PROBLEM DESCRIPTION =
Copy every line, leaving nothing out and adding nothing.

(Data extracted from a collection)
--- begin ---

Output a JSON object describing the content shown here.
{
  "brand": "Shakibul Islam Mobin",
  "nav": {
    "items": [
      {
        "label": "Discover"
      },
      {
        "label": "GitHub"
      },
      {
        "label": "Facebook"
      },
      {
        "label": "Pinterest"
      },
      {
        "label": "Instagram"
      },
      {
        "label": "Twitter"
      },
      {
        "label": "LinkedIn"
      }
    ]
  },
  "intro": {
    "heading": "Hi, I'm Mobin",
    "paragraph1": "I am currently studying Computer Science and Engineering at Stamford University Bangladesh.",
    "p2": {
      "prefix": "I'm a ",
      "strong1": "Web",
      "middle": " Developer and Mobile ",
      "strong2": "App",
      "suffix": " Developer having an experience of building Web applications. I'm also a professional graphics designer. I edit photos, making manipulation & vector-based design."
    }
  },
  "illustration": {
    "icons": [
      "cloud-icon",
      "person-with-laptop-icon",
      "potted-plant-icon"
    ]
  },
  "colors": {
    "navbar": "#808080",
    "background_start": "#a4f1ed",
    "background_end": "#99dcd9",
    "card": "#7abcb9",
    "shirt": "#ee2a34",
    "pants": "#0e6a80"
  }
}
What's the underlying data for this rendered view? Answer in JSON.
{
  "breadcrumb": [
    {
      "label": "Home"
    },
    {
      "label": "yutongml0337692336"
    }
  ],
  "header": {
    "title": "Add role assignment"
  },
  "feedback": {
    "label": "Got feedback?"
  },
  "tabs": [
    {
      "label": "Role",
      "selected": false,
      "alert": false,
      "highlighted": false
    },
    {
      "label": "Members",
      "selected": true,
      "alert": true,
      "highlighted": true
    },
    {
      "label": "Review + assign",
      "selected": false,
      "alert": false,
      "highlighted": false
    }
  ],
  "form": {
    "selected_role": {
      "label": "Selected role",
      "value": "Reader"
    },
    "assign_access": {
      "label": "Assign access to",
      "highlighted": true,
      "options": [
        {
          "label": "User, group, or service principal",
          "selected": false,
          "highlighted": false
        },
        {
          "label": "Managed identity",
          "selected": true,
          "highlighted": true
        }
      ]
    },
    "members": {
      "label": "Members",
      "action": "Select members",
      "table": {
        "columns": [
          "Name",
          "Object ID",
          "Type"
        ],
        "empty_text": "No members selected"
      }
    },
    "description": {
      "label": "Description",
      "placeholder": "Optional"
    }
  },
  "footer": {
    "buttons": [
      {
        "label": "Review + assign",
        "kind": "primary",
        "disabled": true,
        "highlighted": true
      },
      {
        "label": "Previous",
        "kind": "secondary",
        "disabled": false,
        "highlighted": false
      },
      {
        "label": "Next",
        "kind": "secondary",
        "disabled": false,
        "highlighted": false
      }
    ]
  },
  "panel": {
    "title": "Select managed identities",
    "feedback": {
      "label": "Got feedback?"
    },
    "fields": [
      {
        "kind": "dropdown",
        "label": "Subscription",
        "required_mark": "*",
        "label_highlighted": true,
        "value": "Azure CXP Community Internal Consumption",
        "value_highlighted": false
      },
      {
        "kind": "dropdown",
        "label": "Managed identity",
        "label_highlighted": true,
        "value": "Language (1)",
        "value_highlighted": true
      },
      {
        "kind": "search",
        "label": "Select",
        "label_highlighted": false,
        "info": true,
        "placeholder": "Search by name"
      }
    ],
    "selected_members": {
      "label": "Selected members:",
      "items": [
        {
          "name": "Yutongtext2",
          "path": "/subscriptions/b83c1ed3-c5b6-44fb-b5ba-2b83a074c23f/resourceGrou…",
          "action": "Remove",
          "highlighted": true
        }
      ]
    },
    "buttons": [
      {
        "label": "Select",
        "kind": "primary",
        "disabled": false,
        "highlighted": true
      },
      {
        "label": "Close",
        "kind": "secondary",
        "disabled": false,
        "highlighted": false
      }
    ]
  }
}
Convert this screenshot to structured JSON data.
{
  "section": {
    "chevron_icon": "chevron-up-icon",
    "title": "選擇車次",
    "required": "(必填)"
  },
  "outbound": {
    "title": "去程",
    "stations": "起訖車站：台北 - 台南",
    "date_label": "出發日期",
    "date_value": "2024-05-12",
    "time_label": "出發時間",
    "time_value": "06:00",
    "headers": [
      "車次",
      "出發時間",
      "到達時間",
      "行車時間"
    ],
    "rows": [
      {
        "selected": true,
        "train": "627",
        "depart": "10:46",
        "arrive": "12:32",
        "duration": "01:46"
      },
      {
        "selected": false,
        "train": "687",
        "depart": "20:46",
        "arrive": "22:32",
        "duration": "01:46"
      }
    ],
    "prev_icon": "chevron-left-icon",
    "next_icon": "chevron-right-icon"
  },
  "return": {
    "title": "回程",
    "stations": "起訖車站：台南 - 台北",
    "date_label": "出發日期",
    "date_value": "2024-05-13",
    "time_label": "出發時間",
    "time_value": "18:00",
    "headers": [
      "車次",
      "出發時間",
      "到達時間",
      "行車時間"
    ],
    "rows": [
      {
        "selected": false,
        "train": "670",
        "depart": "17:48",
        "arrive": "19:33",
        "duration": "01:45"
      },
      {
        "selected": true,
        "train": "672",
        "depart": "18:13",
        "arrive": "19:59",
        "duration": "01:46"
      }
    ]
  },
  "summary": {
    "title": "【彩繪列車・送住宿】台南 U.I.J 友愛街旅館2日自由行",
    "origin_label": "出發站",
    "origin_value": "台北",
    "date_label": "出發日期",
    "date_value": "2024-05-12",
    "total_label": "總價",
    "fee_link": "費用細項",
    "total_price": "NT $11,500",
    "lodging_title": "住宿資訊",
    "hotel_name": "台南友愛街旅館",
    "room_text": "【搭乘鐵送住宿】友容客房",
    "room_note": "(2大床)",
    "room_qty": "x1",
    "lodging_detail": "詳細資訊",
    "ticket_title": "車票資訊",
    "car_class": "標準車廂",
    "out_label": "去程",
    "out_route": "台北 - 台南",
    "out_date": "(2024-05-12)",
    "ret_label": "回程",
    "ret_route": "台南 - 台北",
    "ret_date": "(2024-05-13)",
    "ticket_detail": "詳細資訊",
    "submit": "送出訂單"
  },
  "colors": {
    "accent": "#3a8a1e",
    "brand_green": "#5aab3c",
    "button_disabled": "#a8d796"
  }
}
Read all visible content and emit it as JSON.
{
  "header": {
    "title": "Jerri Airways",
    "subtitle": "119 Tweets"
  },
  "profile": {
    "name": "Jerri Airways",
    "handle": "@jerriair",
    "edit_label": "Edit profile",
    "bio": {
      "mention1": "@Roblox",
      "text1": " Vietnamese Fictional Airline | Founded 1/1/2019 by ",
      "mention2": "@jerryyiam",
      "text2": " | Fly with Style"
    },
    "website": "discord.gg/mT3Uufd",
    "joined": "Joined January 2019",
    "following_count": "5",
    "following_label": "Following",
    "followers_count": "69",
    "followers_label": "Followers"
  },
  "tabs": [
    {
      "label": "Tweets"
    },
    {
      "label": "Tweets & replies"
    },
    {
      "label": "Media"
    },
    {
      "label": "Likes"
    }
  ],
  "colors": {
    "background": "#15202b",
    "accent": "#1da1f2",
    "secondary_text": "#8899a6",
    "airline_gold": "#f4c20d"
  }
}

--- end ---

TASK ANSWER =
Output a JSON object describing the content shown here.
{
  "brand": "Shakibul Islam Mobin",
  "nav": {
    "items": [
      {
        "label": "Discover"
      },
      {
        "label": "GitHub"
      },
      {
        "label": "Facebook"
      },
      {
        "label": "Pinterest"
      },
      {
        "label": "Instagram"
      },
      {
        "label": "Twitter"
      },
      {
        "label": "LinkedIn"
      }
    ]
  },
  "intro": {
    "heading": "Hi, I'm Mobin",
    "paragraph1": "I am currently studying Computer Science and Engineering at Stamford University Bangladesh.",
    "p2": {
      "prefix": "I'm a ",
      "strong1": "Web",
      "middle": " Developer and Mobile ",
      "strong2": "App",
      "suffix": " Developer having an experience of building Web applications. I'm also a professional graphics designer. I edit photos, making manipulation & vector-based design."
    }
  },
  "illustration": {
    "icons": [
      "cloud-icon",
      "person-with-laptop-icon",
      "potted-plant-icon"
    ]
  },
  "colors": {
    "navbar": "#808080",
    "background_start": "#a4f1ed",
    "background_end": "#99dcd9",
    "card": "#7abcb9",
    "shirt": "#ee2a34",
    "pants": "#0e6a80"
  }
}
What's the underlying data for this rendered view? Answer in JSON.
{
  "breadcrumb": [
    {
      "label": "Home"
    },
    {
      "label": "yutongml0337692336"
    }
  ],
  "header": {
    "title": "Add role assignment"
  },
  "feedback": {
    "label": "Got feedback?"
  },
  "tabs": [
    {
      "label": "Role",
      "selected": false,
      "alert": false,
      "highlighted": false
    },
    {
      "label": "Members",
      "selected": true,
      "alert": true,
      "highlighted": true
    },
    {
      "label": "Review + assign",
      "selected": false,
      "alert": false,
      "highlighted": false
    }
  ],
  "form": {
    "selected_role": {
      "label": "Selected role",
      "value": "Reader"
    },
    "assign_access": {
      "label": "Assign access to",
      "highlighted": true,
      "options": [
        {
          "label": "User, group, or service principal",
          "selected": false,
          "highlighted": false
        },
        {
          "label": "Managed identity",
          "selected": true,
          "highlighted": true
        }
      ]
    },
    "members": {
      "label": "Members",
      "action": "Select members",
      "table": {
        "columns": [
          "Name",
          "Object ID",
          "Type"
        ],
        "empty_text": "No members selected"
      }
    },
    "description": {
      "label": "Description",
      "placeholder": "Optional"
    }
  },
  "footer": {
    "buttons": [
      {
        "label": "Review + assign",
        "kind": "primary",
        "disabled": true,
        "highlighted": true
      },
      {
        "label": "Previous",
        "kind": "secondary",
        "disabled": false,
        "highlighted": false
      },
      {
        "label": "Next",
        "kind": "secondary",
        "disabled": false,
        "highlighted": false
      }
    ]
  },
  "panel": {
    "title": "Select managed identities",
    "feedback": {
      "label": "Got feedback?"
    },
    "fields": [
      {
        "kind": "dropdown",
        "label": "Subscription",
        "required_mark": "*",
        "label_highlighted": true,
        "value": "Azure CXP Community Internal Consumption",
        "value_highlighted": false
      },
      {
        "kind": "dropdown",
        "label": "Managed identity",
        "label_highlighted": true,
        "value": "Language (1)",
        "value_highlighted": true
      },
      {
        "kind": "search",
        "label": "Select",
        "label_highlighted": false,
        "info": true,
        "placeholder": "Search by name"
      }
    ],
    "selected_members": {
      "label": "Selected members:",
      "items": [
        {
          "name": "Yutongtext2",
          "path": "/subscriptions/b83c1ed3-c5b6-44fb-b5ba-2b83a074c23f/resourceGrou…",
          "action": "Remove",
          "highlighted": true
        }
      ]
    },
    "buttons": [
      {
        "label": "Select",
        "kind": "primary",
        "disabled": false,
        "highlighted": true
      },
      {
        "label": "Close",
        "kind": "secondary",
        "disabled": false,
        "highlighted": false
      }
    ]
  }
}
Convert this screenshot to structured JSON data.
{
  "section": {
    "chevron_icon": "chevron-up-icon",
    "title": "選擇車次",
    "required": "(必填)"
  },
  "outbound": {
    "title": "去程",
    "stations": "起訖車站：台北 - 台南",
    "date_label": "出發日期",
    "date_value": "2024-05-12",
    "time_label": "出發時間",
    "time_value": "06:00",
    "headers": [
      "車次",
      "出發時間",
      "到達時間",
      "行車時間"
    ],
    "rows": [
      {
        "selected": true,
        "train": "627",
        "depart": "10:46",
        "arrive": "12:32",
        "duration": "01:46"
      },
      {
        "selected": false,
        "train": "687",
        "depart": "20:46",
        "arrive": "22:32",
        "duration": "01:46"
      }
    ],
    "prev_icon": "chevron-left-icon",
    "next_icon": "chevron-right-icon"
  },
  "return": {
    "title": "回程",
    "stations": "起訖車站：台南 - 台北",
    "date_label": "出發日期",
    "date_value": "2024-05-13",
    "time_label": "出發時間",
    "time_value": "18:00",
    "headers": [
      "車次",
      "出發時間",
      "到達時間",
      "行車時間"
    ],
    "rows": [
      {
        "selected": false,
        "train": "670",
        "depart": "17:48",
        "arrive": "19:33",
        "duration": "01:45"
      },
      {
        "selected": true,
        "train": "672",
        "depart": "18:13",
        "arrive": "19:59",
        "duration": "01:46"
      }
    ]
  },
  "summary": {
    "title": "【彩繪列車・送住宿】台南 U.I.J 友愛街旅館2日自由行",
    "origin_label": "出發站",
    "origin_value": "台北",
    "date_label": "出發日期",
    "date_value": "2024-05-12",
    "total_label": "總價",
    "fee_link": "費用細項",
    "total_price": "NT $11,500",
    "lodging_title": "住宿資訊",
    "hotel_name": "台南友愛街旅館",
    "room_text": "【搭乘鐵送住宿】友容客房",
    "room_note": "(2大床)",
    "room_qty": "x1",
    "lodging_detail": "詳細資訊",
    "ticket_title": "車票資訊",
    "car_class": "標準車廂",
    "out_label": "去程",
    "out_route": "台北 - 台南",
    "out_date": "(2024-05-12)",
    "ret_label": "回程",
    "ret_route": "台南 - 台北",
    "ret_date": "(2024-05-13)",
    "ticket_detail": "詳細資訊",
    "submit": "送出訂單"
  },
  "colors": {
    "accent": "#3a8a1e",
    "brand_green": "#5aab3c",
    "button_disabled": "#a8d796"
  }
}
Read all visible content and emit it as JSON.
{
  "header": {
    "title": "Jerri Airways",
    "subtitle": "119 Tweets"
  },
  "profile": {
    "name": "Jerri Airways",
    "handle": "@jerriair",
    "edit_label": "Edit profile",
    "bio": {
      "mention1": "@Roblox",
      "text1": " Vietnamese Fictional Airline | Founded 1/1/2019 by ",
      "mention2": "@jerryyiam",
      "text2": " | Fly with Style"
    },
    "website": "discord.gg/mT3Uufd",
    "joined": "Joined January 2019",
    "following_count": "5",
    "following_label": "Following",
    "followers_count": "69",
    "followers_label": "Followers"
  },
  "tabs": [
    {
      "label": "Tweets"
    },
    {
      "label": "Tweets & replies"
    },
    {
      "label": "Media"
    },
    {
      "label": "Likes"
    }
  ],
  "colors": {
    "background": "#15202b",
    "accent": "#1da1f2",
    "secondary_text": "#8899a6",
    "airline_gold": "#f4c20d"
  }
}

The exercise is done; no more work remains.